# Exercise
Only lines holding the string "phương" are wanted; copy each one from the material.

# Items from a dataset

+++

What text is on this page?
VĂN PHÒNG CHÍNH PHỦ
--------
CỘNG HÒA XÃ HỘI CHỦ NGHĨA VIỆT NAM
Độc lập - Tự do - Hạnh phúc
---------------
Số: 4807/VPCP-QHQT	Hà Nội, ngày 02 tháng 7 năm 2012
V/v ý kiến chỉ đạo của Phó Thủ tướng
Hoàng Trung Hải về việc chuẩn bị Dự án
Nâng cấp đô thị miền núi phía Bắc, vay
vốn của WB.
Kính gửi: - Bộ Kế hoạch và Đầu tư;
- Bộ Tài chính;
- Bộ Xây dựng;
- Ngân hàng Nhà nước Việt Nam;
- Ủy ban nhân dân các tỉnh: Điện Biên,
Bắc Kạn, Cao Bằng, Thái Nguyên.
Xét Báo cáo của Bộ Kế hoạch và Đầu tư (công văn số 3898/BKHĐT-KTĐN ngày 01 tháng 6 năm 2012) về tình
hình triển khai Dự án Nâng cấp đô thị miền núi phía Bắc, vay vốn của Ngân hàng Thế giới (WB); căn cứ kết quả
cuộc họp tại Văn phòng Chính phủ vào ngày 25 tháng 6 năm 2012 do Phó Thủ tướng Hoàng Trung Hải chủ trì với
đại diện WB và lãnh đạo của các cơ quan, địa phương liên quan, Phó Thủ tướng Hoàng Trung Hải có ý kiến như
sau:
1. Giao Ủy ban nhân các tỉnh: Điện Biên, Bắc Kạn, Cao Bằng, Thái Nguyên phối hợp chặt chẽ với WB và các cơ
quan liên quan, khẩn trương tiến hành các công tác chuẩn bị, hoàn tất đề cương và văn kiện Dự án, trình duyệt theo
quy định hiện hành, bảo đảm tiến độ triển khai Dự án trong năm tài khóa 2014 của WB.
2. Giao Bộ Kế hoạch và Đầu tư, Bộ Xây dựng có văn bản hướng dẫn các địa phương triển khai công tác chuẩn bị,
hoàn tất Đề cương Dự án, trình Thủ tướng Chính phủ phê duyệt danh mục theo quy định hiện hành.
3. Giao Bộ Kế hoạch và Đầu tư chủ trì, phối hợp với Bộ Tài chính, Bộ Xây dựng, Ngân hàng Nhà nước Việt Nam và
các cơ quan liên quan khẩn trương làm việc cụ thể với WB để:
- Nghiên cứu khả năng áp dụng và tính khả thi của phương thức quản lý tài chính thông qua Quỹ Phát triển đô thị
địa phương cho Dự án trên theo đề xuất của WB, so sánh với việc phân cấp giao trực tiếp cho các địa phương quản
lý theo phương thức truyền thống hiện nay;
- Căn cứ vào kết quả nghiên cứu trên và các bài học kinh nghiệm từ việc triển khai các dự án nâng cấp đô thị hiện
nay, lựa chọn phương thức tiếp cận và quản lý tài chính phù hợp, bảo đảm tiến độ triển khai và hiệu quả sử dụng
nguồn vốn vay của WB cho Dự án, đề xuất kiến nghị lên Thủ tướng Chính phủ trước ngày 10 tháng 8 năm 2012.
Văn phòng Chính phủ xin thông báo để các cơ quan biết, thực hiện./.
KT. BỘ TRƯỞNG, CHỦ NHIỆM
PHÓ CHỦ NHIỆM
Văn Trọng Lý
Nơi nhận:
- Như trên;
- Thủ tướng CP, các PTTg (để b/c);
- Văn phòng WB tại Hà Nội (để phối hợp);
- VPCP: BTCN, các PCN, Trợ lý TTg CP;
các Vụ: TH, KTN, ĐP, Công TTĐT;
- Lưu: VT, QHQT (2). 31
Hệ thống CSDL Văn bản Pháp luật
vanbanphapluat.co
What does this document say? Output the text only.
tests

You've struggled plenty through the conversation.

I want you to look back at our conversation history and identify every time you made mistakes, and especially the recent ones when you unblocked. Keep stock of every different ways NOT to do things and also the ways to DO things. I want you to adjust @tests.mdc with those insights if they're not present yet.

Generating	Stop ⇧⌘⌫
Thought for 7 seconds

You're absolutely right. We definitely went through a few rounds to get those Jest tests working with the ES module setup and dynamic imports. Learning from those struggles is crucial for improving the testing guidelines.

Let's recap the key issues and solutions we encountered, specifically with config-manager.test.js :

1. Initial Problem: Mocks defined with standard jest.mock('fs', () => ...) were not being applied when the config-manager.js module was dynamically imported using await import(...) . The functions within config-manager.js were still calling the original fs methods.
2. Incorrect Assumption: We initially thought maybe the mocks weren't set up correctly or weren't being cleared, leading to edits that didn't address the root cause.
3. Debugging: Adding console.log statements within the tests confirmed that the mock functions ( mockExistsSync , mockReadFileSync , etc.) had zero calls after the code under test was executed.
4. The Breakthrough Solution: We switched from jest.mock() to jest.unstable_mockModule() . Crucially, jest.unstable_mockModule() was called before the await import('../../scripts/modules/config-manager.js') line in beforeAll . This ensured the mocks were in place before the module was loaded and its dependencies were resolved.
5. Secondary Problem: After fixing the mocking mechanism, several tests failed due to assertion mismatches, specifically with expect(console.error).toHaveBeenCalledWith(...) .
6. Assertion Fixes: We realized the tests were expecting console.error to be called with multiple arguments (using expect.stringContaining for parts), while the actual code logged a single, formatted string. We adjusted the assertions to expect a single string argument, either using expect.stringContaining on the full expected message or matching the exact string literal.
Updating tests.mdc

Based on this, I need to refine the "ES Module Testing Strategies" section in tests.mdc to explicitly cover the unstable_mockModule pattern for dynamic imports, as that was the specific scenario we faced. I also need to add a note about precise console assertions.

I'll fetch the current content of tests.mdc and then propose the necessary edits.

+++

# Answer for this exercise
đại diện WB và lãnh đạo của các cơ quan, địa phương liên quan, Phó Thủ tướng Hoàng Trung Hải có ý kiến như
2. Giao Bộ Kế hoạch và Đầu tư, Bộ Xây dựng có văn bản hướng dẫn các địa phương triển khai công tác chuẩn bị,
- Nghiên cứu khả năng áp dụng và tính khả thi của phương thức quản lý tài chính thông qua Quỹ Phát triển đô thị
địa phương cho Dự án trên theo đề xuất của WB, so sánh với việc phân cấp giao trực tiếp cho các địa phương quản
lý theo phương thức truyền thống hiện nay;
nay, lựa chọn phương thức tiếp cận và quản lý tài chính phù hợp, bảo đảm tiến độ triển khai và hiệu quả sử dụng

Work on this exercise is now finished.